▼
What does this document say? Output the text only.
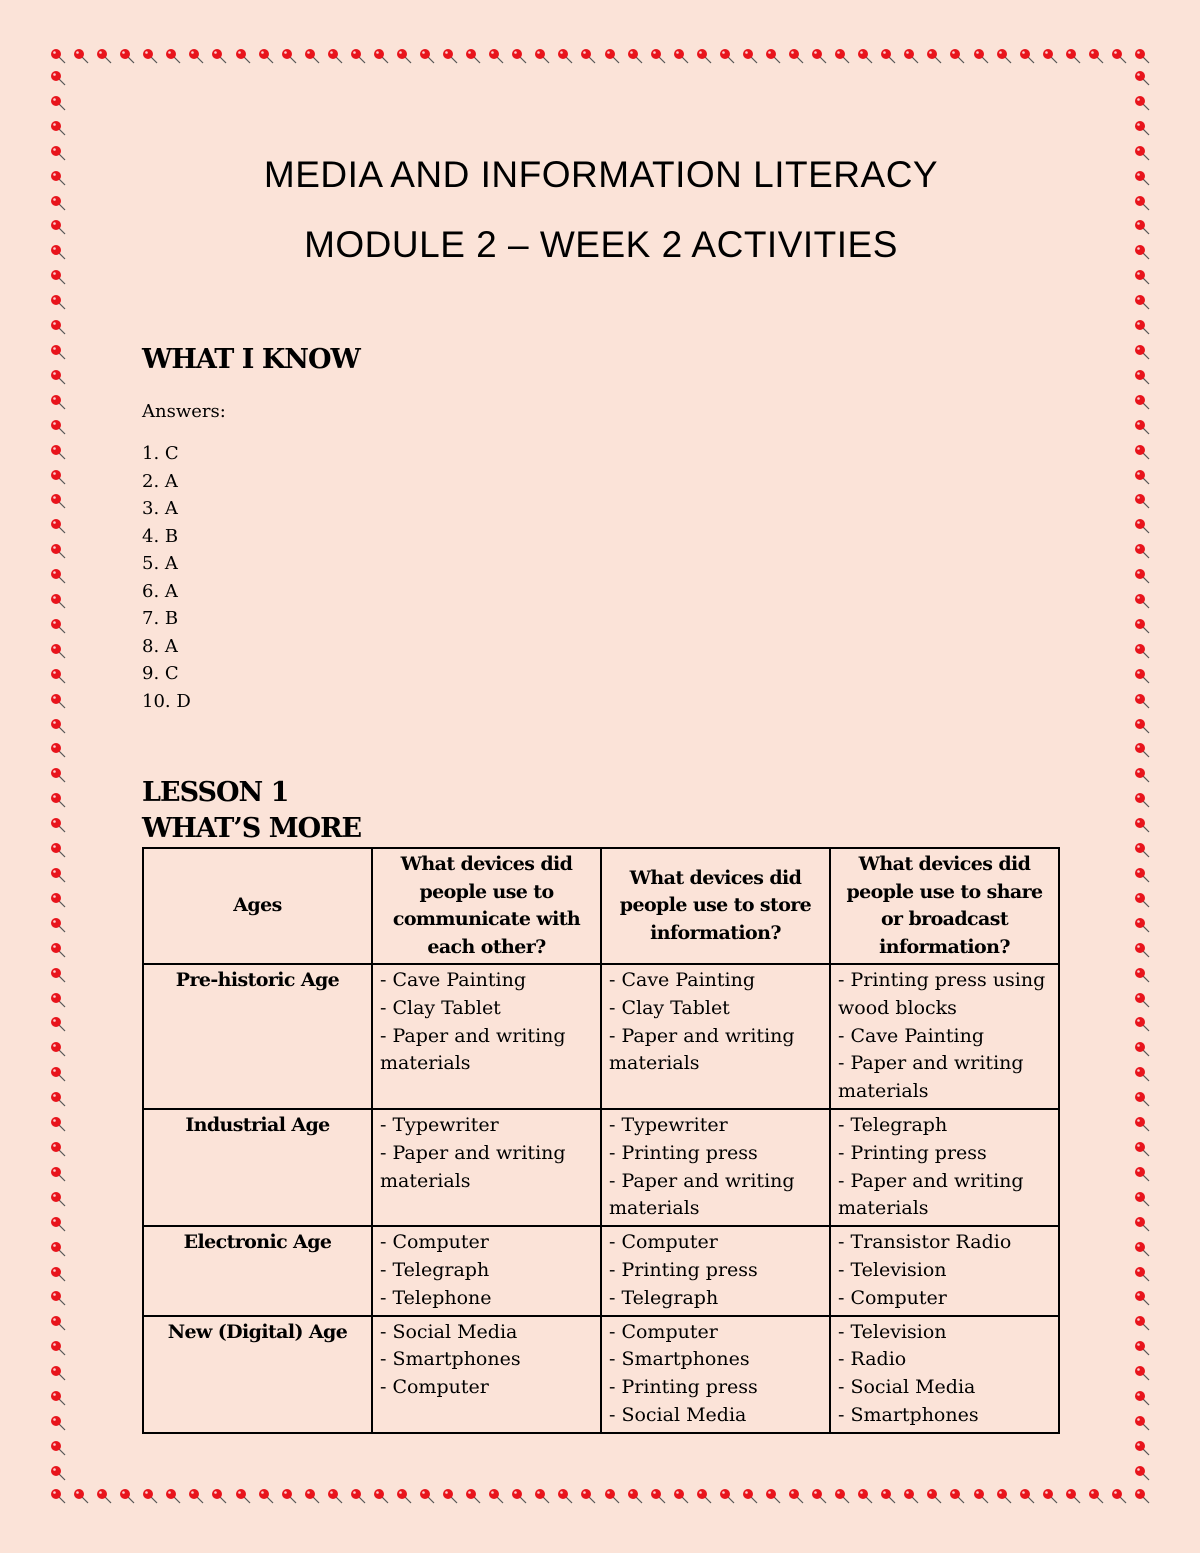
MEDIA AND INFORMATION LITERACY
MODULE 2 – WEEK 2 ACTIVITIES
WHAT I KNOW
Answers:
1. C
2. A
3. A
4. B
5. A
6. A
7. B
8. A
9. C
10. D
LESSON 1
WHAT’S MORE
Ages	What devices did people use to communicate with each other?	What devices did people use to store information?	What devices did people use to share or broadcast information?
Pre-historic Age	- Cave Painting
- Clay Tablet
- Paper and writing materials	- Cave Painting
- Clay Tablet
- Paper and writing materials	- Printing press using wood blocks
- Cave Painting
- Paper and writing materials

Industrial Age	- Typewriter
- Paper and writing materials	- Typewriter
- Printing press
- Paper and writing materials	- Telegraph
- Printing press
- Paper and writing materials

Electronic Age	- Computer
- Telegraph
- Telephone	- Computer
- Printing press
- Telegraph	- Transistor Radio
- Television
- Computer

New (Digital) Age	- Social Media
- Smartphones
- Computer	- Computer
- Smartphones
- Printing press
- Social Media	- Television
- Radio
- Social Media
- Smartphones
▲
WHAT YOU SHOULD DO -> Repeat the records in full, exactly as they appear, without the pictures.

COMPLETE ANSWER ->
What does this document say? Output the text only.
MEDIA AND INFORMATION LITERACY
MODULE 2 – WEEK 2 ACTIVITIES
WHAT I KNOW
Answers:
1. C
2. A
3. A
4. B
5. A
6. A
7. B
8. A
9. C
10. D
LESSON 1
WHAT’S MORE
Ages	What devices did people use to communicate with each other?	What devices did people use to store information?	What devices did people use to share or broadcast information?
Pre-historic Age	- Cave Painting
- Clay Tablet
- Paper and writing materials	- Cave Painting
- Clay Tablet
- Paper and writing materials	- Printing press using wood blocks
- Cave Painting
- Paper and writing materials

Industrial Age	- Typewriter
- Paper and writing materials	- Typewriter
- Printing press
- Paper and writing materials	- Telegraph
- Printing press
- Paper and writing materials

Electronic Age	- Computer
- Telegraph
- Telephone	- Computer
- Printing press
- Telegraph	- Transistor Radio
- Television
- Computer

New (Digital) Age	- Social Media
- Smartphones
- Computer	- Computer
- Smartphones
- Printing press
- Social Media	- Television
- Radio
- Social Media
- Smartphones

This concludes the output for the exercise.